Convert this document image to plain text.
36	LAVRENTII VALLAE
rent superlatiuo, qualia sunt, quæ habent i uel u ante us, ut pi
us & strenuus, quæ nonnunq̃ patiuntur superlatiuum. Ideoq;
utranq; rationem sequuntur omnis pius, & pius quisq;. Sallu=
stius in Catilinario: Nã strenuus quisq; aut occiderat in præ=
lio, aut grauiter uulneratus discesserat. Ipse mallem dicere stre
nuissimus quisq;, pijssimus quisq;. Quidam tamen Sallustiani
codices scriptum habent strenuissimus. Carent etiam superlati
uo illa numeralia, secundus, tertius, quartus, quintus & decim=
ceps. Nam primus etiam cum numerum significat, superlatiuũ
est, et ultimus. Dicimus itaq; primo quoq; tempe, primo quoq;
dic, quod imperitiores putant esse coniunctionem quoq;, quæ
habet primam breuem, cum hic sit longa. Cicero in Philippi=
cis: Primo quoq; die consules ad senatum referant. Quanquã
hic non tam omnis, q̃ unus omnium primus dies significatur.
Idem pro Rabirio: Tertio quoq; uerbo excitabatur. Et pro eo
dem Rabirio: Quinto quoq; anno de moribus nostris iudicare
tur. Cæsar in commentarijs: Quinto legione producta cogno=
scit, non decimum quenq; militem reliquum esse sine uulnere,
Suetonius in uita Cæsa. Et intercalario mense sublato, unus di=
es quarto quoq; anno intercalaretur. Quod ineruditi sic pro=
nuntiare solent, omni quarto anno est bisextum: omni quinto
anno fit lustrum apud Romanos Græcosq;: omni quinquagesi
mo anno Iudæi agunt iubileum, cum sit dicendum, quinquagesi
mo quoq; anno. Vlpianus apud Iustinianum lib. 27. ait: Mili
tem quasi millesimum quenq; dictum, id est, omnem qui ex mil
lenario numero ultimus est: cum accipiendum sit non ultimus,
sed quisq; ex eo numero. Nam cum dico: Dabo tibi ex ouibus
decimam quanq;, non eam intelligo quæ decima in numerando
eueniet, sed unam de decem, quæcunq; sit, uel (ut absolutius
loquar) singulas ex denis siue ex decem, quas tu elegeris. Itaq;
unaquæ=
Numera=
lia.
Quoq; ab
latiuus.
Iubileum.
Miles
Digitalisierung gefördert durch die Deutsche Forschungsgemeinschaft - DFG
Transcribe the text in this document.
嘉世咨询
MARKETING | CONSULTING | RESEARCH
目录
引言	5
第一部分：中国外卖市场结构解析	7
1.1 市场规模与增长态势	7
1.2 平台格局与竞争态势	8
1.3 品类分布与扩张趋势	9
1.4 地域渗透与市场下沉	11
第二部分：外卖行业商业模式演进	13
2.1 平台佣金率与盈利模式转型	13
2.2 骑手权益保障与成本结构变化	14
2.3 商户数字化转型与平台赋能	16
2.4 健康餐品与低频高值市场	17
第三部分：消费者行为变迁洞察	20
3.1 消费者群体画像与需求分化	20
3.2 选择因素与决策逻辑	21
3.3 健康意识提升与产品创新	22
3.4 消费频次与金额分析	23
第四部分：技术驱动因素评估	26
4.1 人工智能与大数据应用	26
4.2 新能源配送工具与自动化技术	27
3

▸ **Task instructions**
In the entries above, find the line containing "Transcribe the text in this document.". Set down that line and every line after it through the last one, exactly and alone.

▸ **Full solution**
Transcribe the text in this document.
嘉世咨询
MARKETING | CONSULTING | RESEARCH
目录
引言	5
第一部分：中国外卖市场结构解析	7
1.1 市场规模与增长态势	7
1.2 平台格局与竞争态势	8
1.3 品类分布与扩张趋势	9
1.4 地域渗透与市场下沉	11
第二部分：外卖行业商业模式演进	13
2.1 平台佣金率与盈利模式转型	13
2.2 骑手权益保障与成本结构变化	14
2.3 商户数字化转型与平台赋能	16
2.4 健康餐品与低频高值市场	17
第三部分：消费者行为变迁洞察	20
3.1 消费者群体画像与需求分化	20
3.2 选择因素与决策逻辑	21
3.3 健康意识提升与产品创新	22
3.4 消费频次与金额分析	23
第四部分：技术驱动因素评估	26
4.1 人工智能与大数据应用	26
4.2 新能源配送工具与自动化技术	27
3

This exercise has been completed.